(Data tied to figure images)
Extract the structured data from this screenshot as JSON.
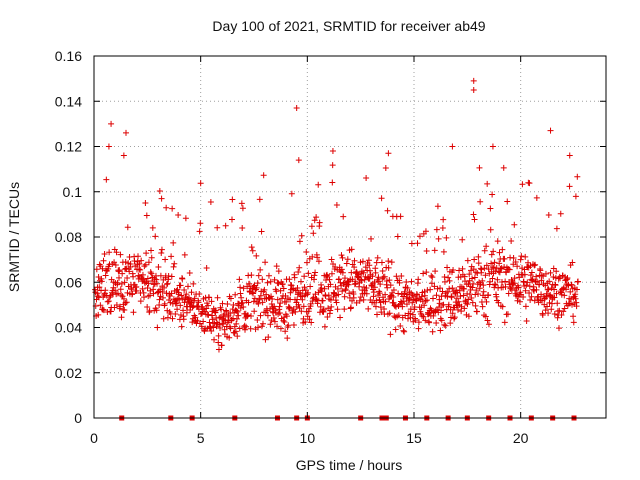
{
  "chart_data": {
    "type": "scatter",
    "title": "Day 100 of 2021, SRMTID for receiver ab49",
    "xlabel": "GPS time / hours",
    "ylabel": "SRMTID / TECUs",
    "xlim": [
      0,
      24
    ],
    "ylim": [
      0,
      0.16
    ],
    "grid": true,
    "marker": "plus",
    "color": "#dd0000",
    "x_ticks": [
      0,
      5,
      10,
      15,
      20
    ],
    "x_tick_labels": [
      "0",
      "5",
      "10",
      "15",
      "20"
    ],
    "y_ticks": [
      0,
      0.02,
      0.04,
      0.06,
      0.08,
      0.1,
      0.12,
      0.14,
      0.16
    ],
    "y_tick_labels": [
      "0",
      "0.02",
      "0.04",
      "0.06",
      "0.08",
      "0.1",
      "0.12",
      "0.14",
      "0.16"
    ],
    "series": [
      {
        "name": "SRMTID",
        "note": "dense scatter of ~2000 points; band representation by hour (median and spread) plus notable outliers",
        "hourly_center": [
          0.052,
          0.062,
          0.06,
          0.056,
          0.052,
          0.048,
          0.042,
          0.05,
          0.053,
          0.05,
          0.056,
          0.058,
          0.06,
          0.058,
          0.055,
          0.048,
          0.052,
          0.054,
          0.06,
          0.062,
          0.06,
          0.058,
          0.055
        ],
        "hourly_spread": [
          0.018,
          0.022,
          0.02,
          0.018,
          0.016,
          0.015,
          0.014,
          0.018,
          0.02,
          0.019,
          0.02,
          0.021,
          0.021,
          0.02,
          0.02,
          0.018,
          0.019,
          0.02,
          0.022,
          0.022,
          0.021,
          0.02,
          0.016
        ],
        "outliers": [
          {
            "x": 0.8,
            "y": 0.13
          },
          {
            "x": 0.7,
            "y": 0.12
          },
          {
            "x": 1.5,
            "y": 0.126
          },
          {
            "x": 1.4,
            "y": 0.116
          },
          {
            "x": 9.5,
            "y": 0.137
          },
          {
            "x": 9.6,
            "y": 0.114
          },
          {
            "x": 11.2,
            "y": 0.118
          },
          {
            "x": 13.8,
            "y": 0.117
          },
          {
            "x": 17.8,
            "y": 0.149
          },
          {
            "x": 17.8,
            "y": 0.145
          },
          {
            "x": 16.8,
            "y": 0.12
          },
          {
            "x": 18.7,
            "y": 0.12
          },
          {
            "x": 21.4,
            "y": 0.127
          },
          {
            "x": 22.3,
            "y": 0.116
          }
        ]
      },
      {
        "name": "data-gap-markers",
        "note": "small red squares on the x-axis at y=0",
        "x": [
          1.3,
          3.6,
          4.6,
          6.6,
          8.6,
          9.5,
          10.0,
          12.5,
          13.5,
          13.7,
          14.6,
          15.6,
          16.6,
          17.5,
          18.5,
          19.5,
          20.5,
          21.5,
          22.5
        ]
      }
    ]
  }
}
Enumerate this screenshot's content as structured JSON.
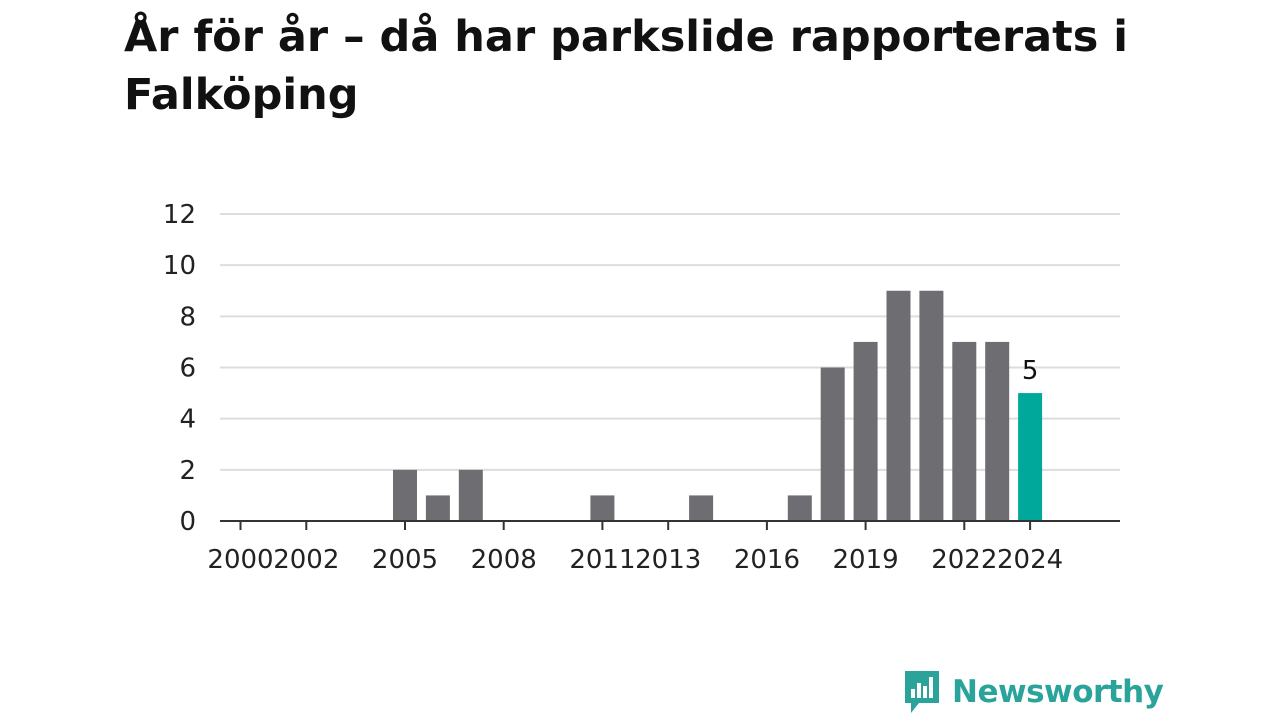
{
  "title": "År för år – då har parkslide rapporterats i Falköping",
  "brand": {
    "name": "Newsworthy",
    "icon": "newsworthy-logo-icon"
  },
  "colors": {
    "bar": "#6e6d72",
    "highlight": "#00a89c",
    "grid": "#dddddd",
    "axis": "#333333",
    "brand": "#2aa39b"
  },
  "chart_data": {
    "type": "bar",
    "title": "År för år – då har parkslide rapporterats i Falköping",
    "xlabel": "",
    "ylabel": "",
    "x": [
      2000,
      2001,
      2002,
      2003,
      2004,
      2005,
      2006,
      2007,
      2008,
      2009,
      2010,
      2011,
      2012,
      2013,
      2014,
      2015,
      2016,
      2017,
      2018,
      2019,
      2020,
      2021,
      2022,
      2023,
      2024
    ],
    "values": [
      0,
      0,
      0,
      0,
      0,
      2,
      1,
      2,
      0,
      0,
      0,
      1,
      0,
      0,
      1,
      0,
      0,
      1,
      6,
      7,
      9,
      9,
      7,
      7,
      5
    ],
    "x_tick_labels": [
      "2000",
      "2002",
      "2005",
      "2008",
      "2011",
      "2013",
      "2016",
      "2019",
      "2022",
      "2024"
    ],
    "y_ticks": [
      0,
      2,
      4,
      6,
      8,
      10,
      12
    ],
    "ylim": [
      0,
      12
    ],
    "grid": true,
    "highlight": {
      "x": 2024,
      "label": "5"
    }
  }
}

# Task details
Show all lines from the records above where the word "structured" occurs.

# Right answer
Extract the structured data from this screenshot as JSON.
Enumerate this screenshot's content as structured JSON.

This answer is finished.